— THE REQUEST —
Quote all entries exactly, leaving pictures aside.

— DATASET RECORDS —
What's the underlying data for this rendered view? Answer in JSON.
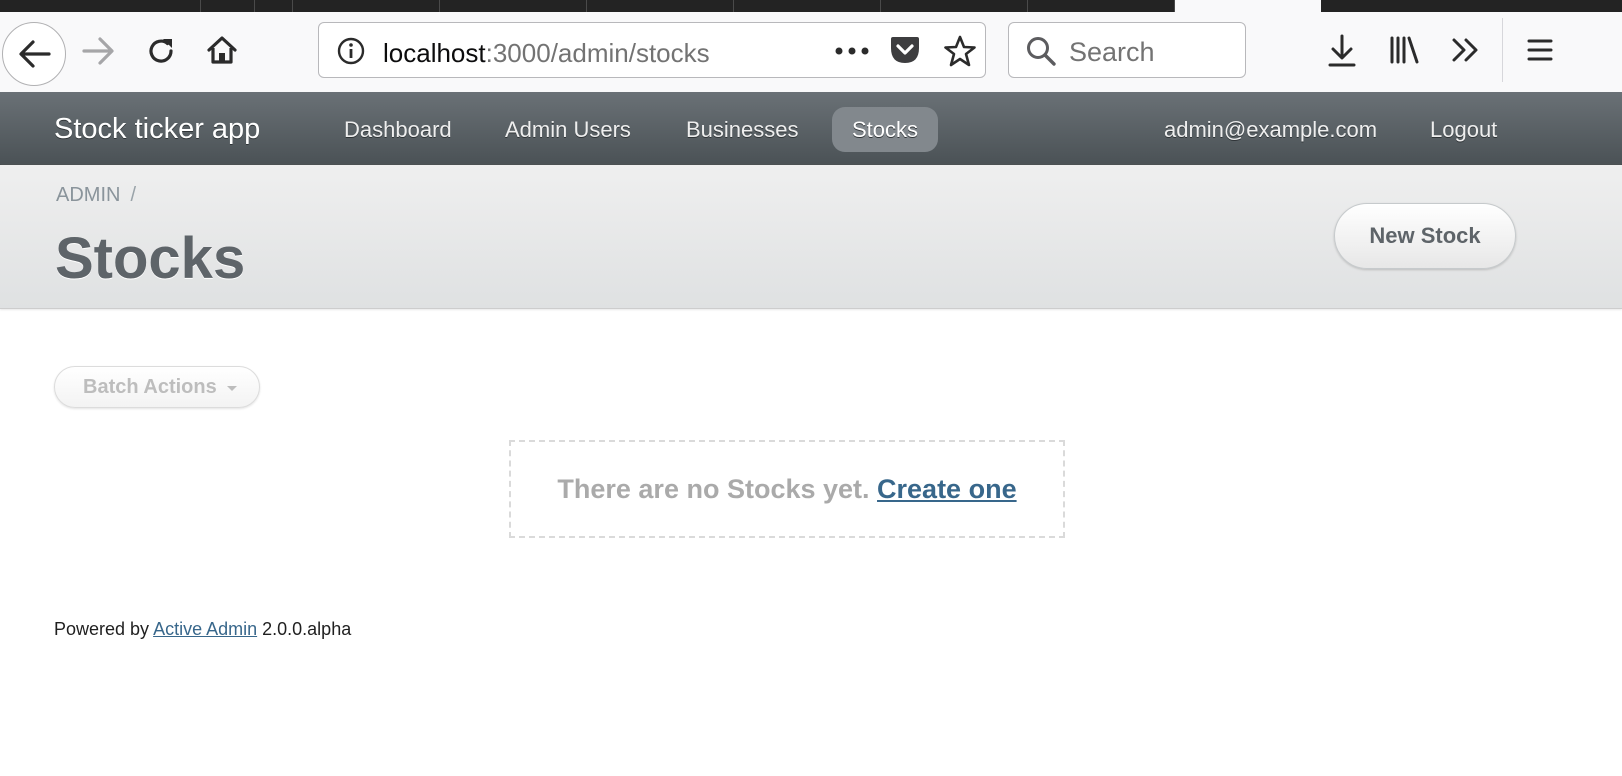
{
  "browser": {
    "url_host": "localhost",
    "url_path": ":3000/admin/stocks",
    "search_placeholder": "Search"
  },
  "header": {
    "site_title": "Stock ticker app",
    "nav": [
      "Dashboard",
      "Admin Users",
      "Businesses",
      "Stocks"
    ],
    "current_nav": "Stocks",
    "user_email": "admin@example.com",
    "logout_label": "Logout"
  },
  "title_bar": {
    "breadcrumb": "ADMIN",
    "breadcrumb_sep": "/",
    "page_title": "Stocks",
    "action_button": "New Stock"
  },
  "main": {
    "batch_actions_label": "Batch Actions",
    "empty_message": "There are no Stocks yet.",
    "create_link": "Create one"
  },
  "footer": {
    "prefix": "Powered by",
    "link": "Active Admin",
    "version": "2.0.0.alpha"
  },
  "colors": {
    "header_top": "#6a7176",
    "header_bottom": "#4b5256",
    "link": "#38678b",
    "title_text": "#5e6469"
  }
}
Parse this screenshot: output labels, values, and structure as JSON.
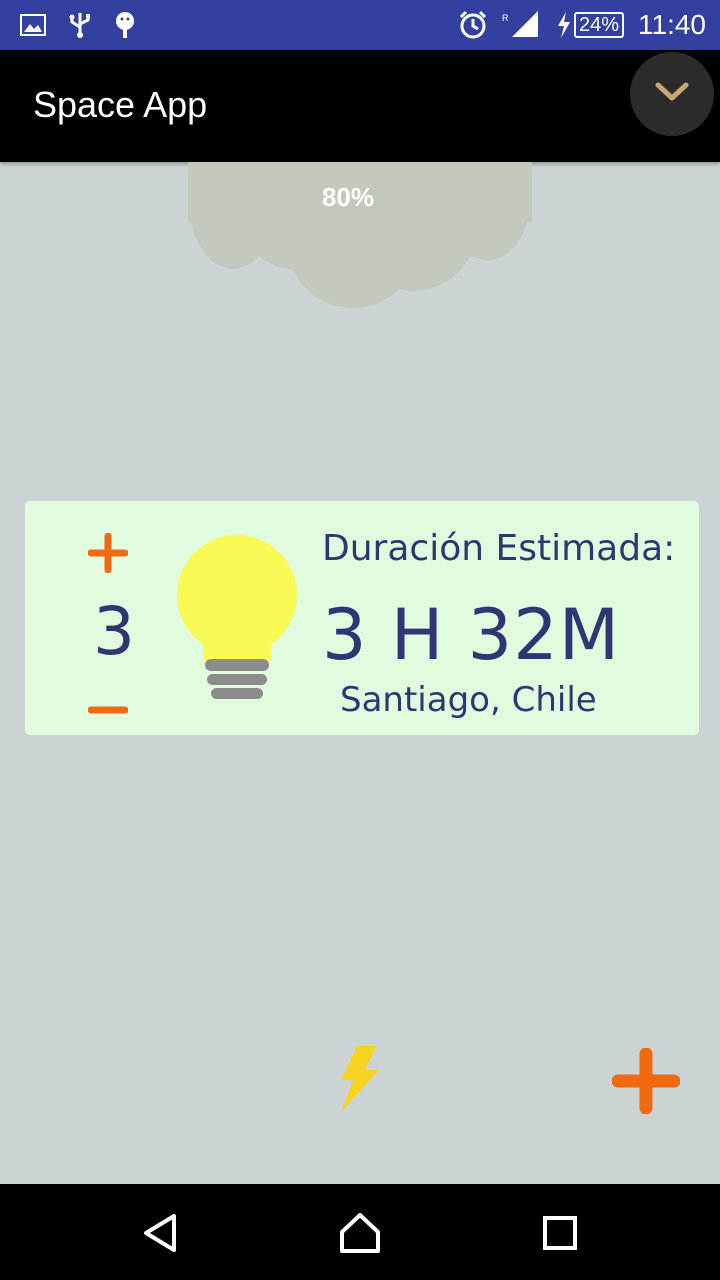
{
  "status_bar": {
    "left_icons": [
      "gallery-icon",
      "usb-icon",
      "android-debug-icon"
    ],
    "right_icons": [
      "alarm-icon",
      "signal-icon",
      "charging-icon"
    ],
    "battery_percent": "24%",
    "time": "11:40"
  },
  "app_bar": {
    "title": "Space App",
    "menu_icon": "chevron-down-icon"
  },
  "cloud": {
    "percent": "80%"
  },
  "card": {
    "count": "3",
    "increase_icon": "plus-icon",
    "decrease_icon": "minus-icon",
    "bulb_icon": "lightbulb-icon",
    "duration_label": "Duración Estimada:",
    "duration_value": "3 H 32M",
    "location": "Santiago, Chile"
  },
  "bottom": {
    "bolt_icon": "lightning-bolt-icon",
    "add_icon": "plus-icon"
  },
  "nav_bar": {
    "back_icon": "back-triangle-icon",
    "home_icon": "home-icon",
    "recents_icon": "recents-square-icon"
  },
  "colors": {
    "status_bar": "#3340a0",
    "app_bar": "#000000",
    "background": "#cbd3d4",
    "card": "#e1fbdf",
    "text": "#2f3673",
    "accent": "#f26a0f",
    "bulb": "#fafa55",
    "cloud": "#c2c8bc"
  }
}
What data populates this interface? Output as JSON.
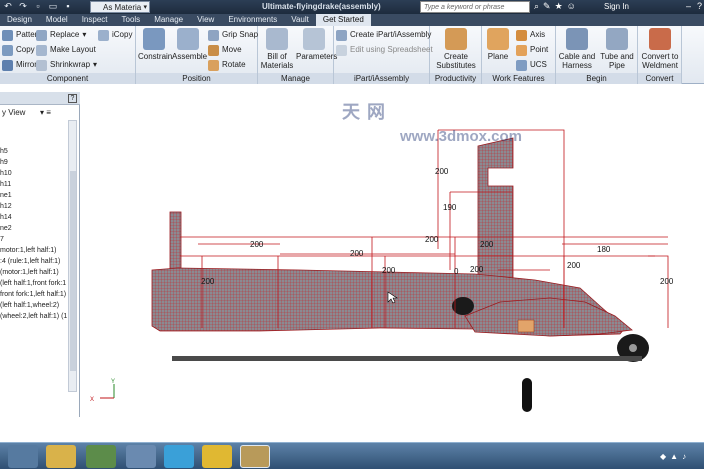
{
  "titlebar": {
    "material": "As Materia",
    "title": "Ultimate-flyingdrake(assembly)",
    "search_placeholder": "Type a keyword or phrase",
    "sign_in": "Sign In"
  },
  "tabs": [
    "Design",
    "Model",
    "Inspect",
    "Tools",
    "Manage",
    "View",
    "Environments",
    "Vault",
    "Get Started"
  ],
  "ribbon": {
    "component": {
      "label": "Component",
      "pattern": "Pattern",
      "replace": "Replace",
      "icopy": "iCopy",
      "copy": "Copy",
      "make_layout": "Make Layout",
      "mirror": "Mirror",
      "shrinkwrap": "Shrinkwrap"
    },
    "position": {
      "label": "Position",
      "constrain": "Constrain",
      "assemble": "Assemble",
      "grip_snap": "Grip Snap",
      "move": "Move",
      "rotate": "Rotate"
    },
    "manage": {
      "label": "Manage",
      "bill_of_materials": "Bill of Materials",
      "parameters": "Parameters"
    },
    "ipart": {
      "label": "iPart/iAssembly",
      "create_ipart": "Create iPart/iAssembly",
      "edit_spreadsheet": "Edit using Spreadsheet"
    },
    "productivity": {
      "label": "Productivity",
      "create_substitutes": "Create Substitutes"
    },
    "work_features": {
      "label": "Work Features",
      "plane": "Plane",
      "axis": "Axis",
      "point": "Point",
      "ucs": "UCS"
    },
    "begin": {
      "label": "Begin",
      "cable_harness": "Cable and Harness",
      "tube_pipe": "Tube and Pipe"
    },
    "convert": {
      "label": "Convert",
      "convert_weldment": "Convert to Weldment"
    }
  },
  "browser": {
    "help": "?",
    "view": "y View",
    "items": [
      "h5",
      "h9",
      "h10",
      "h11",
      "ne1",
      "h12",
      "h14",
      "ne2",
      "7",
      "motor:1,left half:1)",
      ":4 (rule:1,left half:1)",
      "(motor:1,left half:1)",
      "(left half:1,front fork:1",
      "front fork:1,left half:1)",
      "(left half:1,wheel:2)",
      "(wheel:2,left half:1) (1"
    ]
  },
  "canvas": {
    "watermark_cn": "天  网",
    "watermark_url": "www.3dmox.com",
    "dims": [
      "200",
      "200",
      "200",
      "200",
      "200",
      "200",
      "190",
      "200",
      "180",
      "200",
      "200",
      "200",
      "200",
      "0"
    ],
    "triad": {
      "x": "X",
      "y": "Y"
    }
  },
  "colors": {
    "ribbon_dark": "#3a4b62",
    "sketch_red": "#c0141a",
    "taskbar": "#3f6389"
  },
  "icons": {
    "qa": [
      "undo-icon",
      "redo-icon",
      "new-icon",
      "open-icon",
      "save-icon"
    ],
    "taskbar_apps": [
      "media-player-icon",
      "explorer-icon",
      "chrome-icon",
      "search-icon",
      "skype-icon",
      "vectorworks-icon",
      "inventor-icon"
    ]
  }
}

— RESULT OF THIS TASK —
What's the underlying data for this rendered view? Answer in JSON.
{
  "browser": {
    "url_host": "localhost",
    "url_path": ":3000/admin/stocks",
    "search_placeholder": "Search"
  },
  "header": {
    "site_title": "Stock ticker app",
    "nav": [
      "Dashboard",
      "Admin Users",
      "Businesses",
      "Stocks"
    ],
    "current_nav": "Stocks",
    "user_email": "admin@example.com",
    "logout_label": "Logout"
  },
  "title_bar": {
    "breadcrumb": "ADMIN",
    "breadcrumb_sep": "/",
    "page_title": "Stocks",
    "action_button": "New Stock"
  },
  "main": {
    "batch_actions_label": "Batch Actions",
    "empty_message": "There are no Stocks yet.",
    "create_link": "Create one"
  },
  "footer": {
    "prefix": "Powered by",
    "link": "Active Admin",
    "version": "2.0.0.alpha"
  },
  "colors": {
    "header_top": "#6a7176",
    "header_bottom": "#4b5256",
    "link": "#38678b",
    "title_text": "#5e6469"
  }
}
Parse this screenshot: output labels, values, and structure as JSON.
{
  "status_bar": {
    "left_icons": [
      "gallery-icon",
      "usb-icon",
      "android-debug-icon"
    ],
    "right_icons": [
      "alarm-icon",
      "signal-icon",
      "charging-icon"
    ],
    "battery_percent": "24%",
    "time": "11:40"
  },
  "app_bar": {
    "title": "Space App",
    "menu_icon": "chevron-down-icon"
  },
  "cloud": {
    "percent": "80%"
  },
  "card": {
    "count": "3",
    "increase_icon": "plus-icon",
    "decrease_icon": "minus-icon",
    "bulb_icon": "lightbulb-icon",
    "duration_label": "Duración Estimada:",
    "duration_value": "3 H 32M",
    "location": "Santiago, Chile"
  },
  "bottom": {
    "bolt_icon": "lightning-bolt-icon",
    "add_icon": "plus-icon"
  },
  "nav_bar": {
    "back_icon": "back-triangle-icon",
    "home_icon": "home-icon",
    "recents_icon": "recents-square-icon"
  },
  "colors": {
    "status_bar": "#3340a0",
    "app_bar": "#000000",
    "background": "#cbd3d4",
    "card": "#e1fbdf",
    "text": "#2f3673",
    "accent": "#f26a0f",
    "bulb": "#fafa55",
    "cloud": "#c2c8bc"
  }
}
What data populates this interface? Output as JSON.
{
  "titlebar": {
    "material": "As Materia",
    "title": "Ultimate-flyingdrake(assembly)",
    "search_placeholder": "Type a keyword or phrase",
    "sign_in": "Sign In"
  },
  "tabs": [
    "Design",
    "Model",
    "Inspect",
    "Tools",
    "Manage",
    "View",
    "Environments",
    "Vault",
    "Get Started"
  ],
  "ribbon": {
    "component": {
      "label": "Component",
      "pattern": "Pattern",
      "replace": "Replace",
      "icopy": "iCopy",
      "copy": "Copy",
      "make_layout": "Make Layout",
      "mirror": "Mirror",
      "shrinkwrap": "Shrinkwrap"
    },
    "position": {
      "label": "Position",
      "constrain": "Constrain",
      "assemble": "Assemble",
      "grip_snap": "Grip Snap",
      "move": "Move",
      "rotate": "Rotate"
    },
    "manage": {
      "label": "Manage",
      "bill_of_materials": "Bill of Materials",
      "parameters": "Parameters"
    },
    "ipart": {
      "label": "iPart/iAssembly",
      "create_ipart": "Create iPart/iAssembly",
      "edit_spreadsheet": "Edit using Spreadsheet"
    },
    "productivity": {
      "label": "Productivity",
      "create_substitutes": "Create Substitutes"
    },
    "work_features": {
      "label": "Work Features",
      "plane": "Plane",
      "axis": "Axis",
      "point": "Point",
      "ucs": "UCS"
    },
    "begin": {
      "label": "Begin",
      "cable_harness": "Cable and Harness",
      "tube_pipe": "Tube and Pipe"
    },
    "convert": {
      "label": "Convert",
      "convert_weldment": "Convert to Weldment"
    }
  },
  "browser": {
    "help": "?",
    "view": "y View",
    "items": [
      "h5",
      "h9",
      "h10",
      "h11",
      "ne1",
      "h12",
      "h14",
      "ne2",
      "7",
      "motor:1,left half:1)",
      ":4 (rule:1,left half:1)",
      "(motor:1,left half:1)",
      "(left half:1,front fork:1",
      "front fork:1,left half:1)",
      "(left half:1,wheel:2)",
      "(wheel:2,left half:1) (1"
    ]
  },
  "canvas": {
    "watermark_cn": "天  网",
    "watermark_url": "www.3dmox.com",
    "dims": [
      "200",
      "200",
      "200",
      "200",
      "200",
      "200",
      "190",
      "200",
      "180",
      "200",
      "200",
      "200",
      "200",
      "0"
    ],
    "triad": {
      "x": "X",
      "y": "Y"
    }
  },
  "colors": {
    "ribbon_dark": "#3a4b62",
    "sketch_red": "#c0141a",
    "taskbar": "#3f6389"
  },
  "icons": {
    "qa": [
      "undo-icon",
      "redo-icon",
      "new-icon",
      "open-icon",
      "save-icon"
    ],
    "taskbar_apps": [
      "media-player-icon",
      "explorer-icon",
      "chrome-icon",
      "search-icon",
      "skype-icon",
      "vectorworks-icon",
      "inventor-icon"
    ]
  }
}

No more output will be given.